> **Material provided**:
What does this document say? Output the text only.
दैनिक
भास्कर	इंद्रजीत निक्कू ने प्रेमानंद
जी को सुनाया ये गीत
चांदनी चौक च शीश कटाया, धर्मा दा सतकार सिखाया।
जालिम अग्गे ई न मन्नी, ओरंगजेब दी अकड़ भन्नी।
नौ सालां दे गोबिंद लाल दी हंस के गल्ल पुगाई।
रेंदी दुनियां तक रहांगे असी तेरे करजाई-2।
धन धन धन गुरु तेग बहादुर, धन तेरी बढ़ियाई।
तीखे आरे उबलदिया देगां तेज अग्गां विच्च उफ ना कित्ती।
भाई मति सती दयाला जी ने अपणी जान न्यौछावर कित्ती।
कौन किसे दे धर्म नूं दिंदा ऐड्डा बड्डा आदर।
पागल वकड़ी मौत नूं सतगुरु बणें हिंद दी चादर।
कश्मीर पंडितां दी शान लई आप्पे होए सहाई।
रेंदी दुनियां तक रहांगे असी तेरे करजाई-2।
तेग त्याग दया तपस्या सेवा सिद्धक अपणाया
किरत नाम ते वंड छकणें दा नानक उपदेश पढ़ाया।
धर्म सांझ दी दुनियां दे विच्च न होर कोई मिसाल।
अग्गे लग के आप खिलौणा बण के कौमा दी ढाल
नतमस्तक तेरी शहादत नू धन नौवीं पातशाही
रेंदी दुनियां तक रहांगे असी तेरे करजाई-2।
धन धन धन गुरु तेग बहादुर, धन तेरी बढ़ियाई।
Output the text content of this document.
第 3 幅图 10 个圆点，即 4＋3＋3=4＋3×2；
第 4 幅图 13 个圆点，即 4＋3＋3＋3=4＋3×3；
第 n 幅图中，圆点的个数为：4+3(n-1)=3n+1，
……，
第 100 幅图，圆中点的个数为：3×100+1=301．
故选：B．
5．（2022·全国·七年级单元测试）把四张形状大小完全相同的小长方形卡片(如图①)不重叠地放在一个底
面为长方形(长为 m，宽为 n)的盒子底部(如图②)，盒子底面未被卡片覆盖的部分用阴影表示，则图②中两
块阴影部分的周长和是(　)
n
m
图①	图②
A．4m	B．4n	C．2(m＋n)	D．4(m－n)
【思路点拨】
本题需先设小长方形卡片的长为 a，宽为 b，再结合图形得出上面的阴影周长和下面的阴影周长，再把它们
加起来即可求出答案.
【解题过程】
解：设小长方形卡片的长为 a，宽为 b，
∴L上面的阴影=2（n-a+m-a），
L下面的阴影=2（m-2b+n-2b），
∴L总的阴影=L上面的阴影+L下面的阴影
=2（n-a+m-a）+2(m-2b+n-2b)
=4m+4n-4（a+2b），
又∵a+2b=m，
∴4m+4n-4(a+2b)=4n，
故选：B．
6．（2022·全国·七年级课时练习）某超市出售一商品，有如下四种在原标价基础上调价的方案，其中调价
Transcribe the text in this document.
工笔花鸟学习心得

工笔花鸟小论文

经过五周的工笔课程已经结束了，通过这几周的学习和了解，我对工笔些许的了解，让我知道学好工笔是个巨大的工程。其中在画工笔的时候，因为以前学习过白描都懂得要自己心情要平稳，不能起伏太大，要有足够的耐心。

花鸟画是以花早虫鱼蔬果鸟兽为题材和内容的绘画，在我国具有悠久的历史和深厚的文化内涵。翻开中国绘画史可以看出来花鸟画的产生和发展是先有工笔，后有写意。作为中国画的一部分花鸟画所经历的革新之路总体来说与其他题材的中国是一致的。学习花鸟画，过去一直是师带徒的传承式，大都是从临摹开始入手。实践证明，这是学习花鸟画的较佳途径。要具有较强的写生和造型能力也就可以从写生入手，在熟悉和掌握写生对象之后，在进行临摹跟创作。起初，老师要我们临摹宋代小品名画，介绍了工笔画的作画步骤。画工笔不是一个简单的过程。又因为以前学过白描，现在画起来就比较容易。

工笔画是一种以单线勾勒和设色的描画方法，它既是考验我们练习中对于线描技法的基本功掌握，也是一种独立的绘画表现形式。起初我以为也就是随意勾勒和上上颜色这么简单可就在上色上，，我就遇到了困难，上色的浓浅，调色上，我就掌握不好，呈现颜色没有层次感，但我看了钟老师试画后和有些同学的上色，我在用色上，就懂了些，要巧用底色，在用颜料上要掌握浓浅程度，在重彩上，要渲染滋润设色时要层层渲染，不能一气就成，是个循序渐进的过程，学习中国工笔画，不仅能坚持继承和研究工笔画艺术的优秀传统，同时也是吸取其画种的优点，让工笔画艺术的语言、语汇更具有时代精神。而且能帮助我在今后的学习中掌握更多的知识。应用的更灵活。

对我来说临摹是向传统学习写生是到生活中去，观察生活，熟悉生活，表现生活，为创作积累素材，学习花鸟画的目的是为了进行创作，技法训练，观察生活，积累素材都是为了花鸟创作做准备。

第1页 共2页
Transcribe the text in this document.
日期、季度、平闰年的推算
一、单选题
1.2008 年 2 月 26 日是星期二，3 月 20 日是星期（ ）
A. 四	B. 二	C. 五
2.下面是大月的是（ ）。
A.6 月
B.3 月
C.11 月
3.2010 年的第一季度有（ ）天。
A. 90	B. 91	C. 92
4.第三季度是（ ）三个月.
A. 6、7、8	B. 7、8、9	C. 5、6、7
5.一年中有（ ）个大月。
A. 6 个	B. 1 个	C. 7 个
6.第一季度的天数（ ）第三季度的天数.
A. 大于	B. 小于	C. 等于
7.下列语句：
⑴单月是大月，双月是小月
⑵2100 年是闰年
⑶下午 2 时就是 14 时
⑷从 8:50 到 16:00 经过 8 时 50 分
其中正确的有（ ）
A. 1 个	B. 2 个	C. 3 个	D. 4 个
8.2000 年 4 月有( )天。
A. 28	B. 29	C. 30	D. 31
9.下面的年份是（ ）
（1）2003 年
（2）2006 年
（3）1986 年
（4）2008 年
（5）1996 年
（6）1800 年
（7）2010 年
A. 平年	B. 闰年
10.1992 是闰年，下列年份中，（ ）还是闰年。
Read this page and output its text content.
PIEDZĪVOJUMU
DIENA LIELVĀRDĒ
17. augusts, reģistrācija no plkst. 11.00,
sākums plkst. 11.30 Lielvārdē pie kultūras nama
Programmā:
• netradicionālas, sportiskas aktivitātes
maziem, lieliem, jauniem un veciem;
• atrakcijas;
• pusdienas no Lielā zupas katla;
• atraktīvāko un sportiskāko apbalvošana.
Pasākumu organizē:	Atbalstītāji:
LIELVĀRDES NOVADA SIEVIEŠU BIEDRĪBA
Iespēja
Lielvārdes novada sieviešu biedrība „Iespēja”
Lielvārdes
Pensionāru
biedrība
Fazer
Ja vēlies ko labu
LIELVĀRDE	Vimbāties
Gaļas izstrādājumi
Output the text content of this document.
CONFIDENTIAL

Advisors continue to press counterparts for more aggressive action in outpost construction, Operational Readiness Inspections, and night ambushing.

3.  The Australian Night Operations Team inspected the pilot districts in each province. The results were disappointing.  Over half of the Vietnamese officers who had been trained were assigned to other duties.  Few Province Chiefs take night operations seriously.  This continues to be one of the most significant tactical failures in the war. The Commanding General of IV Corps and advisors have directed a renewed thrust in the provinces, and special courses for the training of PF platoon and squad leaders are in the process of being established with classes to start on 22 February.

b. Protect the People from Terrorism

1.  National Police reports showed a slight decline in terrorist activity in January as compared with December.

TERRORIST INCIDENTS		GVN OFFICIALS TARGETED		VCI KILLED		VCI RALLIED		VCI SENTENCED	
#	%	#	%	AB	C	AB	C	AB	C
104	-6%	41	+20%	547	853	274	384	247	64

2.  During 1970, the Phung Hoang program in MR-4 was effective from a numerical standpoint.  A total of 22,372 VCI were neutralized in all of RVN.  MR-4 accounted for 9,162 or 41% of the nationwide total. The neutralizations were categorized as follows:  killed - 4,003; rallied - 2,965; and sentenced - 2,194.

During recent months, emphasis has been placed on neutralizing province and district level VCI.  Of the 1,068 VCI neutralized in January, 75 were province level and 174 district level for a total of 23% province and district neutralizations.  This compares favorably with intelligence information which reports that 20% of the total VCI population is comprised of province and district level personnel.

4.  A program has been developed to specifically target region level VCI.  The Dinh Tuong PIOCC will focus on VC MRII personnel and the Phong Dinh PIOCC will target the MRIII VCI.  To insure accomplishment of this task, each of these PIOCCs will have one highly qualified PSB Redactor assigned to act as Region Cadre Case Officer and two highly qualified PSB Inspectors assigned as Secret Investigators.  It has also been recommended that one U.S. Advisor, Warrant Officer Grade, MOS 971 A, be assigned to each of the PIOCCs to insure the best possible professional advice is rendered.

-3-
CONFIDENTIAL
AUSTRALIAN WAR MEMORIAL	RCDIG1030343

> **Written problem**:
Say only how many lines in the records carry the word "Iespēja".

> **Problem solution**:
2